Fragmento de página:
■ ■ ■

Cojo y viajando por la red he descubierto a un monstruo que duerme con los ojos abiertos y responde cuando le llamas ‘algoritmo’. Todos los cohetes que lanzamos cuando descubrimos internet ahora nos están chamuscando al descubrir que desde sus carcasas se han hecho amos y señores del espacio y sus nubes, que nos controlan y nos incomunican.

Le he dicho a Cachopan que el próximo día que ponga el móvil encima de la barra, este se va (sin pagar, aunque esto último no le ha sorprendido), que no venga con urgencias ni sepelios; con mi otro yo (o sea Domingo) he tenido trifulca porque dice que él es un profesional y tiene que estar al loro, así que le voy a regalar un guacamayo que es más grande, habla lo mismo y, encima, tiene los colores del Aletí. Lo peor es que esta dependencia de internet ya no tiene marcha atrás, si no tienes móvil eres un tipo asocial, te has perdido en una tribu amazónica o te has hecho menonita (amish para quienes ven películas).

El otro día ojeando este periódico me saltó publicidad de hoteles en Fátima y la ruta más rápida para llegar a Nazaré y subir en su elevador... ¡Coño, si es lo que busqué hace un mes! Este algoritmo me tiene fichado, sabe lo que me gusta, seguro que a uno de Podemos no le remite la misma información, conoce que vivo en la barriada con más ratas de Mérida, que tengo vecinos médicos, juego a los cupones y me quedan tres recibos de la hipoteca. ¿Cómo lo adivinan? Ya me he enterado: por el algoritmo. Suavemente me atraen con sus datos mientras yo, como un gili, siento su tecla fría que letra a letra me ofrece resultados, me conecta solo a quienes piensan similar y me entretiene con noticias falsas. Harto ya de estar harto, en el servidor pedí explicaciones. Respuesta: Ja, ja. Y, además, ¡ji!, ¡ji!

■ ■ ■

Datos aportados:
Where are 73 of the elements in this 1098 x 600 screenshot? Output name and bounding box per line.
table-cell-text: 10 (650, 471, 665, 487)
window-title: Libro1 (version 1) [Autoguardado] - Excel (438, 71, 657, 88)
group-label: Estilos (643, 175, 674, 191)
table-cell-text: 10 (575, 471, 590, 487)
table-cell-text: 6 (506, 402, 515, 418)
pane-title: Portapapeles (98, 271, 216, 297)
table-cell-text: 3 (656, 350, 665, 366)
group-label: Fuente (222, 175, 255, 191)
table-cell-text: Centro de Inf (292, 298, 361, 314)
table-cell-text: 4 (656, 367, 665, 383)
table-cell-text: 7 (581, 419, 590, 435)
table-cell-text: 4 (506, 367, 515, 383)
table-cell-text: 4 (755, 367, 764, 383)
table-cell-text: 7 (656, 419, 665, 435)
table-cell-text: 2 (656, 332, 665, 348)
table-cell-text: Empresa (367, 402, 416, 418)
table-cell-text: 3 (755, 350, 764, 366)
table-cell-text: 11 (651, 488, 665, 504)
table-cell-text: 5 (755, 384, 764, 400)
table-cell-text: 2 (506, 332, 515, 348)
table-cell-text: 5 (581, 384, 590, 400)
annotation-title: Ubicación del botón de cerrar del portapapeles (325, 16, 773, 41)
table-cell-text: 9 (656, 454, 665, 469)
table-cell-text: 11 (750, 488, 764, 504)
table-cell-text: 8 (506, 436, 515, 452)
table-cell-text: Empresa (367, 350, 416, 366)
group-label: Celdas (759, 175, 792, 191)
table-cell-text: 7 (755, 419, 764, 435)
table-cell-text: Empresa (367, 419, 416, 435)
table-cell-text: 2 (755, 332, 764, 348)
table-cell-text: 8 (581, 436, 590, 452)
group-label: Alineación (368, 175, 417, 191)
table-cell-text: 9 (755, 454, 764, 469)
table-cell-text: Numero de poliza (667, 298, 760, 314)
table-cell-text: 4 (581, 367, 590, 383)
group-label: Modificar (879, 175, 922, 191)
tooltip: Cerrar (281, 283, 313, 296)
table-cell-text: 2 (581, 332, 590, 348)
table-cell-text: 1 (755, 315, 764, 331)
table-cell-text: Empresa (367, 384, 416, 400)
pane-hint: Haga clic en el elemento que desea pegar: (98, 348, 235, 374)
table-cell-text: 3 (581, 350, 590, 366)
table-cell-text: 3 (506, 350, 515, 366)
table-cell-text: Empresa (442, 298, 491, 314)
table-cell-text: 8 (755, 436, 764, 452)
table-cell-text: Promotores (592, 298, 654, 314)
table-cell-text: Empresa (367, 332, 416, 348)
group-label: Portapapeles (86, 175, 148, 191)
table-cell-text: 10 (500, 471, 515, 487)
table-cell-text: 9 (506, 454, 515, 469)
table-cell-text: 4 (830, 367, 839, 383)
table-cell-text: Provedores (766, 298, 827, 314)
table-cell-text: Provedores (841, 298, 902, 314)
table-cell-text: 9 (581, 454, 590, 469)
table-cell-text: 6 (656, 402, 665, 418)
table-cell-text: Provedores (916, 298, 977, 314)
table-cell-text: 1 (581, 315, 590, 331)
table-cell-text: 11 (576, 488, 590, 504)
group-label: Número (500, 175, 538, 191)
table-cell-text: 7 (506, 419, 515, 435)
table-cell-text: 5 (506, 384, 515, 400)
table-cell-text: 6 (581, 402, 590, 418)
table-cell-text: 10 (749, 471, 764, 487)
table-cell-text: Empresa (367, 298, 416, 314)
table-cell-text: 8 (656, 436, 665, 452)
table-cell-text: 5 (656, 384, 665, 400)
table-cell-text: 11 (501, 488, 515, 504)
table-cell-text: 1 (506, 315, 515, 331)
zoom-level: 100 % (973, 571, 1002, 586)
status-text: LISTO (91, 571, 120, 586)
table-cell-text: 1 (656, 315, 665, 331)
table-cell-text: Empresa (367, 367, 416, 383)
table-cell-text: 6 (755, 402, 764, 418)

■ ■ ■

Ejercicios propuestos:
(1) Según el texto sobre el algoritmo, ¿qué publicidad apareció mientras se hojeaba el periódico?
(2) Transcribe del texto sobre el algoritmo el tramo que va desde "El otro día" hasta "además, ¡ji!, ¡ji!".
(3) Indica si cada afirmación concuerda con el texto sobre el algoritmo y cita las palabras que lo deciden.
(a) La publicidad que apareció era de hoteles en Lisboa.
(b) A quien escribe le quedan tres recibos de la hipoteca.
(c) A Cachopan le sorprendió que el cliente amenazara con irse sin pagar.

Soluciones:
(1) Publicidad de hoteles en Fátima y la ruta más rápida para llegar a Nazaré y subir en su elevador.

(2)
El otro día ojeando este periódico me saltó publicidad de hoteles en Fátima y la ruta más rápida para llegar a Nazaré y subir en su elevador... ¡Coño, si es lo que busqué hace un mes! Este algoritmo me tiene fichado, sabe lo que me gusta, seguro que a uno de Podemos no le remite la misma información, conoce que vivo en la barriada con más ratas de Mérida, que tengo vecinos médicos, juego a los cupones y me quedan tres recibos de la hipoteca. ¿Cómo lo adivinan? Ya me he enterado: por el algoritmo. Suavemente me atraen con sus datos mientras yo, como un gili, siento su tecla fría que letra a letra me ofrece resultados, me conecta solo a quienes piensan similar y me entretiene con noticias falsas. Harto ya de estar harto, en el servidor pedí explicaciones. Respuesta: Ja, ja. Y, además, ¡ji!, ¡ji!

(3)
(a) No: "me saltó publicidad de hoteles en Fátima".
(b) Sí: "me quedan tres recibos de la hipoteca".
(c) No: "aunque esto último no le ha sorprendido".